EXERCISE INSTRUCTIONS » Could you rewrite every entry below with "Expand step" swapped for "Show step" and everything else unchanged? Leave the pictures out of your answer.

━━━━━━

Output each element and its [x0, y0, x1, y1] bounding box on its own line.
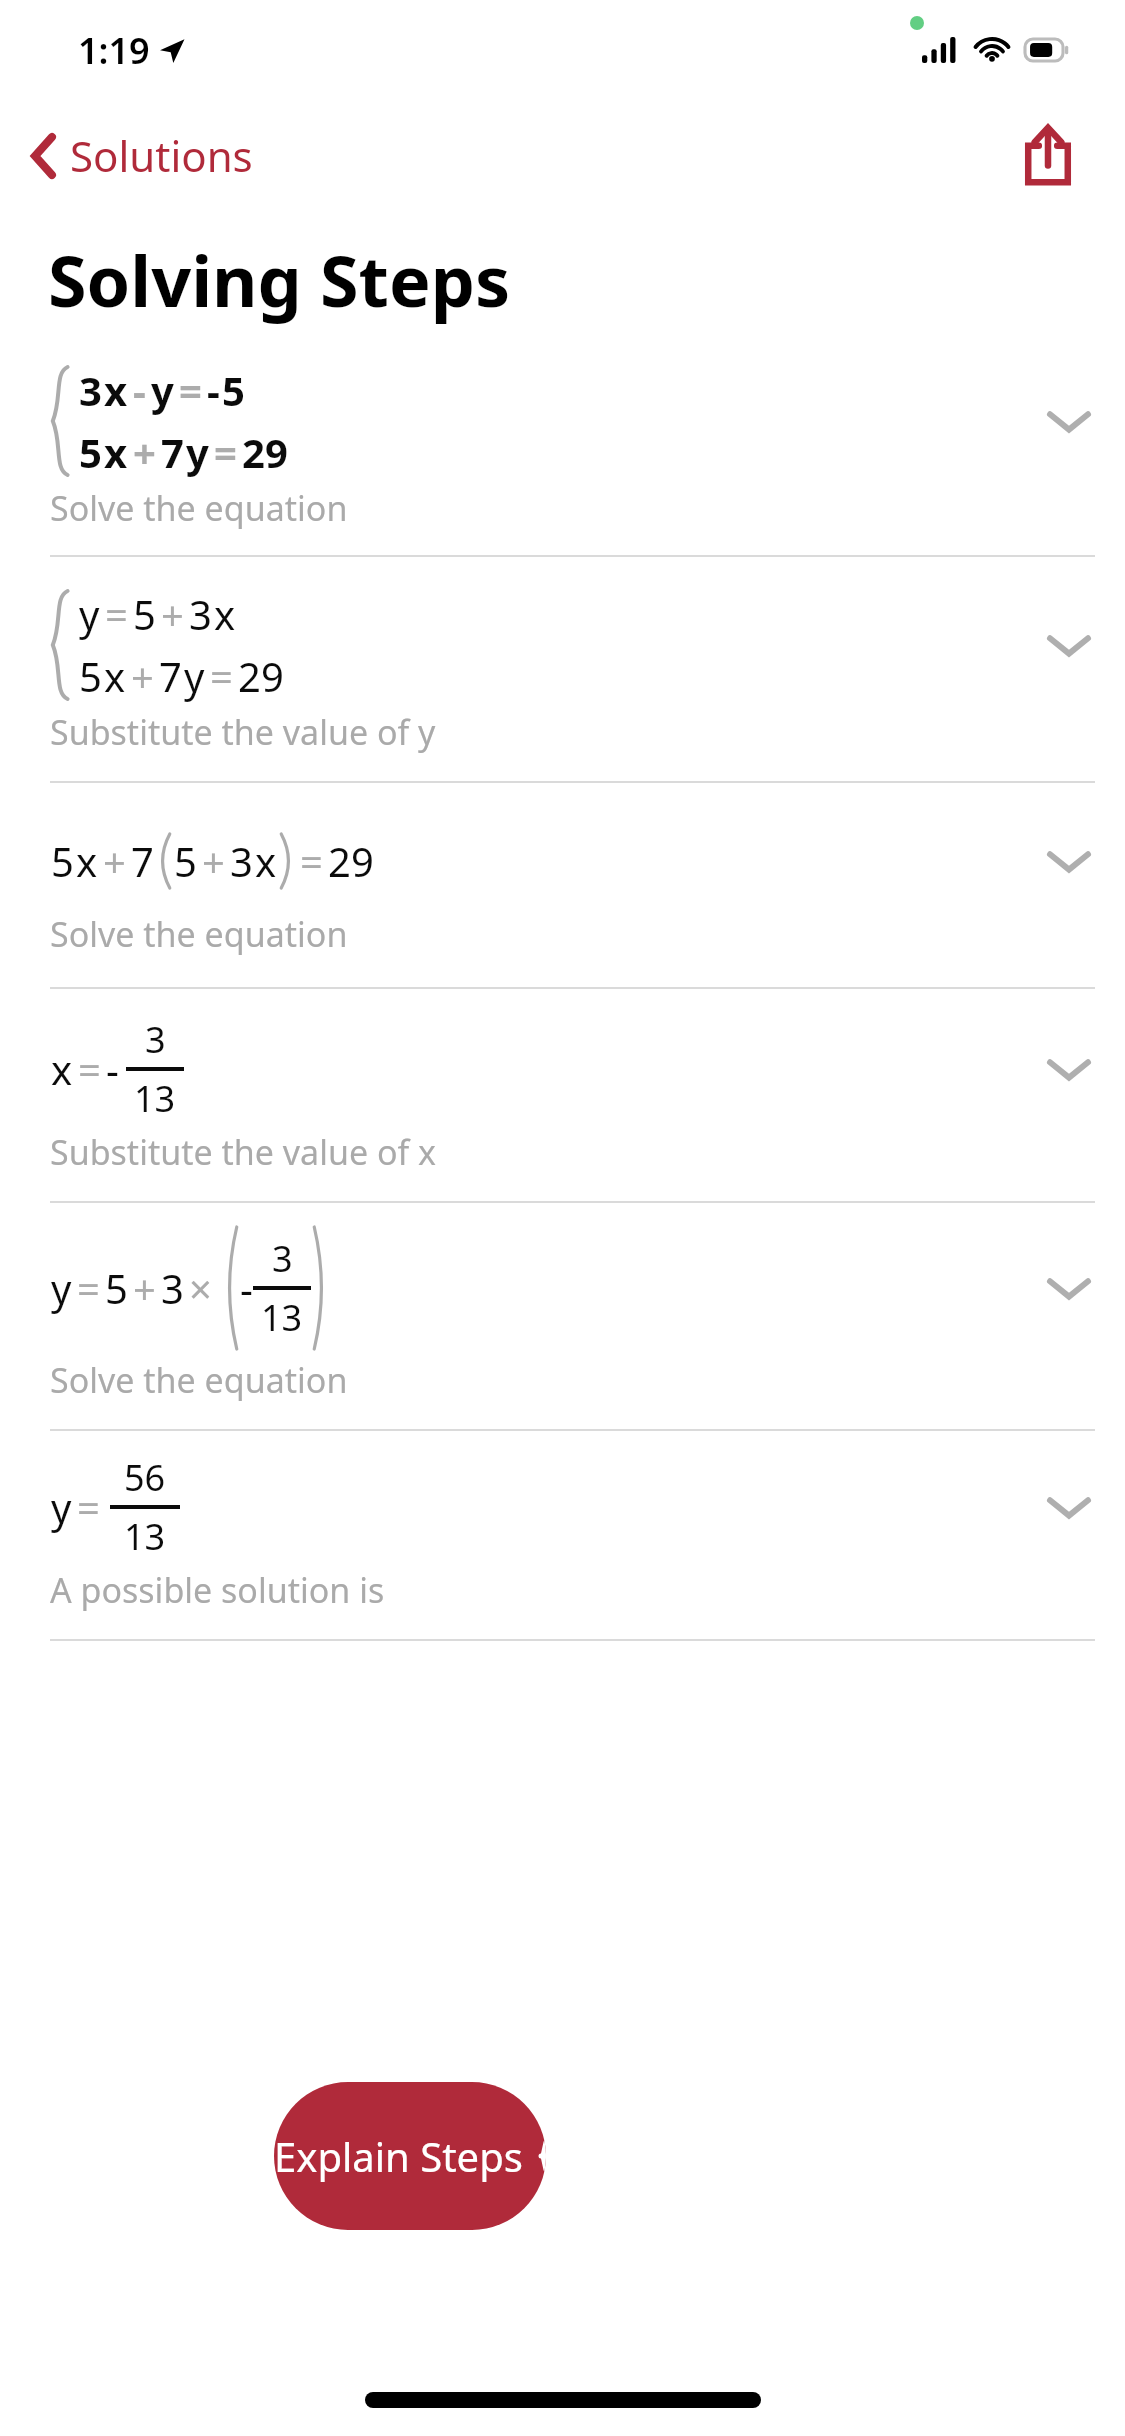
staticText: = [78, 1042, 101, 1096]
staticText: Solutions [70, 127, 253, 184]
staticText: x [104, 363, 128, 417]
staticText: 3 [161, 1261, 184, 1315]
staticText: 3 [189, 587, 212, 641]
staticText: 5 [79, 649, 102, 703]
button[interactable]: Share [1005, 112, 1091, 198]
button[interactable]: y [0, 1431, 1125, 1639]
staticText: - [207, 363, 220, 417]
staticText: - [240, 1261, 253, 1315]
staticText: = [179, 363, 202, 417]
staticText: + [161, 587, 184, 641]
staticText: x [214, 587, 236, 641]
button[interactable]: Expand step [1025, 601, 1113, 689]
staticText: y [151, 363, 174, 417]
staticText: Solve the equation [50, 485, 348, 531]
staticText: 5 [79, 425, 102, 479]
staticText: Solving Steps [48, 232, 511, 327]
staticText: x [76, 834, 98, 888]
staticText: x [255, 834, 277, 888]
button[interactable]: 3 [0, 357, 1125, 555]
button[interactable]: y [0, 1203, 1125, 1429]
staticText: - [133, 363, 146, 417]
staticText: 3 [272, 1234, 293, 1283]
staticText: y [186, 425, 209, 479]
staticText: x [104, 425, 128, 479]
staticText: + [131, 649, 154, 703]
staticText: × [189, 1261, 212, 1315]
staticText: 13 [124, 1512, 166, 1561]
staticText: Explain Steps [274, 2129, 523, 2183]
button[interactable]: Expand step [1025, 1025, 1113, 1113]
staticText: 5 [174, 834, 197, 888]
staticText: 7 [159, 649, 182, 703]
staticText: = [77, 1480, 100, 1534]
staticText: 1:19 [78, 26, 150, 75]
staticText: - [106, 1042, 119, 1096]
staticText: 13 [261, 1293, 303, 1342]
staticText: = [105, 587, 128, 641]
staticText: y [184, 649, 205, 703]
button[interactable]: y [0, 557, 1125, 781]
button[interactable]: Expand step [1025, 377, 1113, 465]
button[interactable]: Expand step [1025, 1244, 1113, 1332]
button[interactable]: x [0, 989, 1125, 1201]
staticText: + [133, 1261, 156, 1315]
staticText: Solve the equation [50, 1357, 348, 1403]
staticText: Substitute the value of x [50, 1129, 437, 1175]
staticText: 3 [145, 1015, 166, 1064]
staticText: Solve the equation [50, 911, 348, 957]
staticText: A possible solution is [50, 1567, 385, 1613]
staticText: + [103, 834, 126, 888]
staticText: 3 [79, 363, 102, 417]
staticText: = [77, 1261, 100, 1315]
staticText: y [51, 1480, 72, 1534]
staticText: 29 [242, 425, 288, 479]
staticText: 5 [105, 1261, 128, 1315]
button[interactable]: Expand step [1025, 1463, 1113, 1551]
staticText: 5 [133, 587, 156, 641]
staticText: = [210, 649, 233, 703]
staticText: x [51, 1042, 73, 1096]
staticText: 29 [328, 834, 374, 888]
staticText: 3 [230, 834, 253, 888]
button[interactable]: Explain Steps [274, 2082, 546, 2230]
staticText: + [133, 425, 156, 479]
staticText: 13 [134, 1074, 176, 1123]
button[interactable]: Solutions [14, 115, 261, 196]
staticText: = [300, 834, 323, 888]
staticText: 29 [238, 649, 284, 703]
staticText: + [202, 834, 225, 888]
staticText: x [104, 649, 126, 703]
staticText: = [214, 425, 237, 479]
staticText: 5 [51, 834, 74, 888]
staticText: y [51, 1261, 72, 1315]
staticText: y [79, 587, 100, 641]
staticText: Substitute the value of y [50, 709, 436, 755]
staticText: 7 [161, 425, 184, 479]
button[interactable]: 5 [0, 783, 1125, 987]
staticText: 5 [222, 363, 245, 417]
button[interactable]: Expand step [1025, 817, 1113, 905]
staticText: 56 [124, 1453, 166, 1502]
staticText: 7 [131, 834, 154, 888]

━━━━━━

CORRECT RESULT »
Output each element and its [x0, y0, x1, y1] bounding box on its own line.
staticText: = [78, 1042, 101, 1096]
staticText: Solutions [70, 127, 253, 184]
staticText: x [104, 363, 128, 417]
staticText: 3 [161, 1261, 184, 1315]
staticText: 3 [189, 587, 212, 641]
staticText: 5 [79, 649, 102, 703]
button[interactable]: Share [1005, 112, 1091, 198]
button[interactable]: y [0, 1431, 1125, 1639]
staticText: - [207, 363, 220, 417]
staticText: - [240, 1261, 253, 1315]
staticText: = [179, 363, 202, 417]
staticText: + [161, 587, 184, 641]
staticText: x [214, 587, 236, 641]
button[interactable]: Show step [1025, 601, 1113, 689]
staticText: y [151, 363, 174, 417]
staticText: Solve the equation [50, 485, 348, 531]
staticText: 5 [79, 425, 102, 479]
staticText: Solving Steps [48, 232, 511, 327]
staticText: x [76, 834, 98, 888]
staticText: x [255, 834, 277, 888]
button[interactable]: 3 [0, 357, 1125, 555]
button[interactable]: y [0, 1203, 1125, 1429]
staticText: - [133, 363, 146, 417]
staticText: 3 [272, 1234, 293, 1283]
staticText: y [186, 425, 209, 479]
staticText: x [104, 425, 128, 479]
staticText: + [131, 649, 154, 703]
staticText: × [189, 1261, 212, 1315]
staticText: 13 [124, 1512, 166, 1561]
staticText: Explain Steps [274, 2129, 523, 2183]
button[interactable]: Show step [1025, 1025, 1113, 1113]
staticText: 5 [174, 834, 197, 888]
staticText: 7 [159, 649, 182, 703]
staticText: = [77, 1480, 100, 1534]
staticText: 1:19 [78, 26, 150, 75]
staticText: - [106, 1042, 119, 1096]
staticText: 13 [261, 1293, 303, 1342]
staticText: = [105, 587, 128, 641]
staticText: y [184, 649, 205, 703]
button[interactable]: y [0, 557, 1125, 781]
button[interactable]: Show step [1025, 377, 1113, 465]
button[interactable]: Show step [1025, 1244, 1113, 1332]
button[interactable]: x [0, 989, 1125, 1201]
staticText: + [133, 1261, 156, 1315]
staticText: Solve the equation [50, 1357, 348, 1403]
staticText: Substitute the value of x [50, 1129, 437, 1175]
staticText: 3 [145, 1015, 166, 1064]
staticText: Solve the equation [50, 911, 348, 957]
staticText: A possible solution is [50, 1567, 385, 1613]
staticText: + [103, 834, 126, 888]
staticText: 3 [79, 363, 102, 417]
staticText: = [77, 1261, 100, 1315]
staticText: y [51, 1480, 72, 1534]
staticText: 29 [242, 425, 288, 479]
staticText: 5 [105, 1261, 128, 1315]
button[interactable]: Show step [1025, 1463, 1113, 1551]
staticText: 5 [133, 587, 156, 641]
staticText: = [210, 649, 233, 703]
staticText: x [51, 1042, 73, 1096]
staticText: 29 [328, 834, 374, 888]
staticText: 3 [230, 834, 253, 888]
button[interactable]: Explain Steps [274, 2082, 546, 2230]
staticText: + [133, 425, 156, 479]
staticText: 13 [134, 1074, 176, 1123]
button[interactable]: Solutions [14, 115, 261, 196]
staticText: = [300, 834, 323, 888]
staticText: 29 [238, 649, 284, 703]
staticText: + [202, 834, 225, 888]
staticText: x [104, 649, 126, 703]
staticText: = [214, 425, 237, 479]
staticText: 5 [51, 834, 74, 888]
staticText: y [51, 1261, 72, 1315]
staticText: y [79, 587, 100, 641]
staticText: Substitute the value of y [50, 709, 436, 755]
staticText: 7 [161, 425, 184, 479]
button[interactable]: 5 [0, 783, 1125, 987]
staticText: 5 [222, 363, 245, 417]
button[interactable]: Show step [1025, 817, 1113, 905]
staticText: 56 [124, 1453, 166, 1502]
staticText: 7 [131, 834, 154, 888]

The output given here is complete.